**What to do**
Repeat the entire listing exactly as written.

#####

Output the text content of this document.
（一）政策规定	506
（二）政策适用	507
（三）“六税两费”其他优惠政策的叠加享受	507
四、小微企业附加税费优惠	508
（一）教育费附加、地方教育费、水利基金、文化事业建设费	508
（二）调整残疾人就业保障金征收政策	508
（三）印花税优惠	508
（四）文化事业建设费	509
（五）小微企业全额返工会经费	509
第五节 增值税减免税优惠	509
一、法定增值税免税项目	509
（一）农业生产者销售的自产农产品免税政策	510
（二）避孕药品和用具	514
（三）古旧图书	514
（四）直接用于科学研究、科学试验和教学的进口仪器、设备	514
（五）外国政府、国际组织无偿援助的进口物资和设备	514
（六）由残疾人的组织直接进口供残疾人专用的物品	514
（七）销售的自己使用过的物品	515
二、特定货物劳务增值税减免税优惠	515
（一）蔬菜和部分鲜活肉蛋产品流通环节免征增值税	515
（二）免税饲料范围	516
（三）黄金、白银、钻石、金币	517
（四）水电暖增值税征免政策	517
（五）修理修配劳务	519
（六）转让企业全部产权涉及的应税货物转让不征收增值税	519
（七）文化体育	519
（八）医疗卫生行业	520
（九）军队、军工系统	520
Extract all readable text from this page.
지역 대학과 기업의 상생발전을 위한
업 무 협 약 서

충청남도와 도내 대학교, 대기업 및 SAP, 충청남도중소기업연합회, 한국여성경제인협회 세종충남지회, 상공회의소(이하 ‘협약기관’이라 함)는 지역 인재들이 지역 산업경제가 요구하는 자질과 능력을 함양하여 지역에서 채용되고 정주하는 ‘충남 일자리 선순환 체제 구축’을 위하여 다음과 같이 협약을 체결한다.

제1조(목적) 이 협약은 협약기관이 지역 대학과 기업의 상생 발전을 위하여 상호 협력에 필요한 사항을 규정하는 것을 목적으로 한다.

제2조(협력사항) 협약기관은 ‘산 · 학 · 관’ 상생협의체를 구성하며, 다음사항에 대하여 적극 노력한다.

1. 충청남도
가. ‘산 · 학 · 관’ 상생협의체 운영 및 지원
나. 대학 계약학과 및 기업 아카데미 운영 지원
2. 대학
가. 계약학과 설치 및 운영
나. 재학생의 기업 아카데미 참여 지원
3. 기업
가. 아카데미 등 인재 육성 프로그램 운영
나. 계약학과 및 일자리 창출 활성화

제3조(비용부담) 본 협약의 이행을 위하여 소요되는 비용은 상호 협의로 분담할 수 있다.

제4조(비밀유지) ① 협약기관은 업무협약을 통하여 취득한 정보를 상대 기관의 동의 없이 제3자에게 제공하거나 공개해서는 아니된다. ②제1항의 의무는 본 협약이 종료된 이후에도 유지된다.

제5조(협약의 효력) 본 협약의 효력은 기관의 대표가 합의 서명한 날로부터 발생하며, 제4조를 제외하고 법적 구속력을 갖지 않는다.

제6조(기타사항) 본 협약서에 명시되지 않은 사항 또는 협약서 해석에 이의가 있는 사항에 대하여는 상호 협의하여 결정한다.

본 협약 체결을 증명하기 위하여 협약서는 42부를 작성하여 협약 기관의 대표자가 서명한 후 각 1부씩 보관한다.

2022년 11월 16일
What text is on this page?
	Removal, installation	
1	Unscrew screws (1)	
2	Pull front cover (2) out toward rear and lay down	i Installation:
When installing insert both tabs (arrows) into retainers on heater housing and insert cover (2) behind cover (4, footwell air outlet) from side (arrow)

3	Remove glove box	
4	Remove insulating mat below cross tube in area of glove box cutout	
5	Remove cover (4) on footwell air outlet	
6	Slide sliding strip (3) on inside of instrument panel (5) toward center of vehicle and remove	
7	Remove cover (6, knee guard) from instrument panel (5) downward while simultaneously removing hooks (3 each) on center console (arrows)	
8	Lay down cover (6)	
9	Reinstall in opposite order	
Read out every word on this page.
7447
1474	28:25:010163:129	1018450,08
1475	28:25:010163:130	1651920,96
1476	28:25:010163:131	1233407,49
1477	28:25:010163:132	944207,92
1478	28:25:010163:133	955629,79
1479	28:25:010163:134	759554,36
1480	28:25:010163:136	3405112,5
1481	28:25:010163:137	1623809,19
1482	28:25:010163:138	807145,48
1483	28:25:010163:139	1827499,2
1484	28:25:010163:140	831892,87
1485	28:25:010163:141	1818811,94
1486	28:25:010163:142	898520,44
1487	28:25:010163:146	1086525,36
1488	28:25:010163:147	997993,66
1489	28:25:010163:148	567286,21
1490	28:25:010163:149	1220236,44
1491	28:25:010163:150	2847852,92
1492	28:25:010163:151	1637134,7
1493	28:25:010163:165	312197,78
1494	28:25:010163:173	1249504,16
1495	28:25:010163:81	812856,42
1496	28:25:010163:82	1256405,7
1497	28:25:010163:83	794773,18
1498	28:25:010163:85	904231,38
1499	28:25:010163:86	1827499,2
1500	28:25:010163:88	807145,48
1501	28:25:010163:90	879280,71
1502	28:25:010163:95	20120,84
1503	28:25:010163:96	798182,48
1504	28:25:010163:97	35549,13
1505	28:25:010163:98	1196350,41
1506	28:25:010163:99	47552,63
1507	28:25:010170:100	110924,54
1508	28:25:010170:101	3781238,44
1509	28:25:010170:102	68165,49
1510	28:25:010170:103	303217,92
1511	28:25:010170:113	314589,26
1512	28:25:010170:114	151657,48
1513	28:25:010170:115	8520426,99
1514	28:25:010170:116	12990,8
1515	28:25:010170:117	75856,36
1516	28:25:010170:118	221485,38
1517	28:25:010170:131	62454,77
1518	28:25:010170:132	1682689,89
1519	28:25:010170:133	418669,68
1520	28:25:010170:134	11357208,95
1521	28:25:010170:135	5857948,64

#####

**Solution to this task**
Output the text content of this document.
（一）政策规定	506
（二）政策适用	507
（三）“六税两费”其他优惠政策的叠加享受	507
四、小微企业附加税费优惠	508
（一）教育费附加、地方教育费、水利基金、文化事业建设费	508
（二）调整残疾人就业保障金征收政策	508
（三）印花税优惠	508
（四）文化事业建设费	509
（五）小微企业全额返工会经费	509
第五节 增值税减免税优惠	509
一、法定增值税免税项目	509
（一）农业生产者销售的自产农产品免税政策	510
（二）避孕药品和用具	514
（三）古旧图书	514
（四）直接用于科学研究、科学试验和教学的进口仪器、设备	514
（五）外国政府、国际组织无偿援助的进口物资和设备	514
（六）由残疾人的组织直接进口供残疾人专用的物品	514
（七）销售的自己使用过的物品	515
二、特定货物劳务增值税减免税优惠	515
（一）蔬菜和部分鲜活肉蛋产品流通环节免征增值税	515
（二）免税饲料范围	516
（三）黄金、白银、钻石、金币	517
（四）水电暖增值税征免政策	517
（五）修理修配劳务	519
（六）转让企业全部产权涉及的应税货物转让不征收增值税	519
（七）文化体育	519
（八）医疗卫生行业	520
（九）军队、军工系统	520
Extract all readable text from this page.
지역 대학과 기업의 상생발전을 위한
업 무 협 약 서

충청남도와 도내 대학교, 대기업 및 SAP, 충청남도중소기업연합회, 한국여성경제인협회 세종충남지회, 상공회의소(이하 ‘협약기관’이라 함)는 지역 인재들이 지역 산업경제가 요구하는 자질과 능력을 함양하여 지역에서 채용되고 정주하는 ‘충남 일자리 선순환 체제 구축’을 위하여 다음과 같이 협약을 체결한다.

제1조(목적) 이 협약은 협약기관이 지역 대학과 기업의 상생 발전을 위하여 상호 협력에 필요한 사항을 규정하는 것을 목적으로 한다.

제2조(협력사항) 협약기관은 ‘산 · 학 · 관’ 상생협의체를 구성하며, 다음사항에 대하여 적극 노력한다.

1. 충청남도
가. ‘산 · 학 · 관’ 상생협의체 운영 및 지원
나. 대학 계약학과 및 기업 아카데미 운영 지원
2. 대학
가. 계약학과 설치 및 운영
나. 재학생의 기업 아카데미 참여 지원
3. 기업
가. 아카데미 등 인재 육성 프로그램 운영
나. 계약학과 및 일자리 창출 활성화

제3조(비용부담) 본 협약의 이행을 위하여 소요되는 비용은 상호 협의로 분담할 수 있다.

제4조(비밀유지) ① 협약기관은 업무협약을 통하여 취득한 정보를 상대 기관의 동의 없이 제3자에게 제공하거나 공개해서는 아니된다. ②제1항의 의무는 본 협약이 종료된 이후에도 유지된다.

제5조(협약의 효력) 본 협약의 효력은 기관의 대표가 합의 서명한 날로부터 발생하며, 제4조를 제외하고 법적 구속력을 갖지 않는다.

제6조(기타사항) 본 협약서에 명시되지 않은 사항 또는 협약서 해석에 이의가 있는 사항에 대하여는 상호 협의하여 결정한다.

본 협약 체결을 증명하기 위하여 협약서는 42부를 작성하여 협약 기관의 대표자가 서명한 후 각 1부씩 보관한다.

2022년 11월 16일
What text is on this page?
	Removal, installation	
1	Unscrew screws (1)	
2	Pull front cover (2) out toward rear and lay down	i Installation:
When installing insert both tabs (arrows) into retainers on heater housing and insert cover (2) behind cover (4, footwell air outlet) from side (arrow)

3	Remove glove box	
4	Remove insulating mat below cross tube in area of glove box cutout	
5	Remove cover (4) on footwell air outlet	
6	Slide sliding strip (3) on inside of instrument panel (5) toward center of vehicle and remove	
7	Remove cover (6, knee guard) from instrument panel (5) downward while simultaneously removing hooks (3 each) on center console (arrows)	
8	Lay down cover (6)	
9	Reinstall in opposite order	
Read out every word on this page.
7447
1474	28:25:010163:129	1018450,08
1475	28:25:010163:130	1651920,96
1476	28:25:010163:131	1233407,49
1477	28:25:010163:132	944207,92
1478	28:25:010163:133	955629,79
1479	28:25:010163:134	759554,36
1480	28:25:010163:136	3405112,5
1481	28:25:010163:137	1623809,19
1482	28:25:010163:138	807145,48
1483	28:25:010163:139	1827499,2
1484	28:25:010163:140	831892,87
1485	28:25:010163:141	1818811,94
1486	28:25:010163:142	898520,44
1487	28:25:010163:146	1086525,36
1488	28:25:010163:147	997993,66
1489	28:25:010163:148	567286,21
1490	28:25:010163:149	1220236,44
1491	28:25:010163:150	2847852,92
1492	28:25:010163:151	1637134,7
1493	28:25:010163:165	312197,78
1494	28:25:010163:173	1249504,16
1495	28:25:010163:81	812856,42
1496	28:25:010163:82	1256405,7
1497	28:25:010163:83	794773,18
1498	28:25:010163:85	904231,38
1499	28:25:010163:86	1827499,2
1500	28:25:010163:88	807145,48
1501	28:25:010163:90	879280,71
1502	28:25:010163:95	20120,84
1503	28:25:010163:96	798182,48
1504	28:25:010163:97	35549,13
1505	28:25:010163:98	1196350,41
1506	28:25:010163:99	47552,63
1507	28:25:010170:100	110924,54
1508	28:25:010170:101	3781238,44
1509	28:25:010170:102	68165,49
1510	28:25:010170:103	303217,92
1511	28:25:010170:113	314589,26
1512	28:25:010170:114	151657,48
1513	28:25:010170:115	8520426,99
1514	28:25:010170:116	12990,8
1515	28:25:010170:117	75856,36
1516	28:25:010170:118	221485,38
1517	28:25:010170:131	62454,77
1518	28:25:010170:132	1682689,89
1519	28:25:010170:133	418669,68
1520	28:25:010170:134	11357208,95
1521	28:25:010170:135	5857948,64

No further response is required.